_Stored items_
■ ■ ■

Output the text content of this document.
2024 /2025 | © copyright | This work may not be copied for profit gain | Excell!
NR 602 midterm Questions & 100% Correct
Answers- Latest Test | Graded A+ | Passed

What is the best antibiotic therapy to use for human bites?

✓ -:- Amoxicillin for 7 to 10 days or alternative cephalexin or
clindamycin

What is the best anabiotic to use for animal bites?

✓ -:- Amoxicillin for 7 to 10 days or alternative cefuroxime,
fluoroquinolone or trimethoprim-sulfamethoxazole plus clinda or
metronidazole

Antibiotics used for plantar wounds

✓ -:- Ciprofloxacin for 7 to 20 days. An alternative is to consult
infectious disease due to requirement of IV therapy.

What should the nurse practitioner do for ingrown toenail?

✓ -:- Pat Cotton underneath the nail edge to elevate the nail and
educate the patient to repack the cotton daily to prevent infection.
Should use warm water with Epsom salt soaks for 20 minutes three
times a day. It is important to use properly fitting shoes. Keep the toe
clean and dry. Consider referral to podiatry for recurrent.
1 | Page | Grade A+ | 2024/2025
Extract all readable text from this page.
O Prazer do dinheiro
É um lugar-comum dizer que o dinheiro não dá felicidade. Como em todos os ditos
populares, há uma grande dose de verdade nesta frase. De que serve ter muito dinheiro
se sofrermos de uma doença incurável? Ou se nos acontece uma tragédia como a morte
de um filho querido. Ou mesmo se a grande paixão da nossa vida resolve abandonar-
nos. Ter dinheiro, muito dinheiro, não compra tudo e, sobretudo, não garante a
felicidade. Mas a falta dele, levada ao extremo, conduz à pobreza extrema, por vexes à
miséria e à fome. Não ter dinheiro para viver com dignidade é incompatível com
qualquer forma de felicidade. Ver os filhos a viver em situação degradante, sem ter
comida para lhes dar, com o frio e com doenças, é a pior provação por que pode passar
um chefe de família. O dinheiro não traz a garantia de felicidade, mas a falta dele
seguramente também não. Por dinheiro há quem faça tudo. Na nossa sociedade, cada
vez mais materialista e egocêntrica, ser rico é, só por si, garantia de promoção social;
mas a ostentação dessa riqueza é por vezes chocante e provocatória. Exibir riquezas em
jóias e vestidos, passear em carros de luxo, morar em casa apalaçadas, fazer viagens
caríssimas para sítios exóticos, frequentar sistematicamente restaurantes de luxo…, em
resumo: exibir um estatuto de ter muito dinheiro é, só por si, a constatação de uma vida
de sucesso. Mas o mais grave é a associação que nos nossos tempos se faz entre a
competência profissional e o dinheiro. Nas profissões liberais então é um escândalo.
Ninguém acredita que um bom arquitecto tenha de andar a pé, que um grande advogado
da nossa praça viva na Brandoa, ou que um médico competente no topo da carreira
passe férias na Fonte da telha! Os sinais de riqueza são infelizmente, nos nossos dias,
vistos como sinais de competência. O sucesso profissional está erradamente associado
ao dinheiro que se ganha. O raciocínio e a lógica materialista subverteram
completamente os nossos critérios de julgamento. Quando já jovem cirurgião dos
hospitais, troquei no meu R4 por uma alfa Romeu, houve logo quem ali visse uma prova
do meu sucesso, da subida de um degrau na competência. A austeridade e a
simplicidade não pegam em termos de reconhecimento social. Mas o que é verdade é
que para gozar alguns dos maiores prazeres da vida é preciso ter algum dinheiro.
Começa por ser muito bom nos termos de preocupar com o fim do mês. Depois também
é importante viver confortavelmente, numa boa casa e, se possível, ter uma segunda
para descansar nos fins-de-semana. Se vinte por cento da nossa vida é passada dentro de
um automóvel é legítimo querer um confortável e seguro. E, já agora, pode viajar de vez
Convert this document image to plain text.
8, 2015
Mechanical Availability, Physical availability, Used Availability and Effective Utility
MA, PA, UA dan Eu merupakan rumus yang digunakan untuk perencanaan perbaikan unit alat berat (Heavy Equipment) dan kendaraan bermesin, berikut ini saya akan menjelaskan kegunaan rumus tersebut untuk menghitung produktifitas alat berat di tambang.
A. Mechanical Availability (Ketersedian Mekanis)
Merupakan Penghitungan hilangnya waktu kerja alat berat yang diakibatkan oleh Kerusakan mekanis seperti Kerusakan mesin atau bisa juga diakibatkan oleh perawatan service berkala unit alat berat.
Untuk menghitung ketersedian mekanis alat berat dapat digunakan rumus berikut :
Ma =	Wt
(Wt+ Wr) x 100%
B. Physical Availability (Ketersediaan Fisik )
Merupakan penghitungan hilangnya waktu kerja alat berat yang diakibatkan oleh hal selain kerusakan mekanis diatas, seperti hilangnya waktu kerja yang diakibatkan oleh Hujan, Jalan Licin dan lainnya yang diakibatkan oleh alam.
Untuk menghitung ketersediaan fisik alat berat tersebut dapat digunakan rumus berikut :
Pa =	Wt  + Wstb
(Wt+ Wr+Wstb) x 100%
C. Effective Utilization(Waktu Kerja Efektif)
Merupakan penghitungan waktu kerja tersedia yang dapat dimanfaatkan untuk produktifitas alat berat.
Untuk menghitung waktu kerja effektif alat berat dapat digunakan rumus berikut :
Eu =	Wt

■ ■ ■

Copy out every line of the listing that contains the string "What".

_Written response_
What is the best antibiotic therapy to use for human bites?
What is the best anabiotic to use for animal bites?
What should the nurse practitioner do for ingrown toenail?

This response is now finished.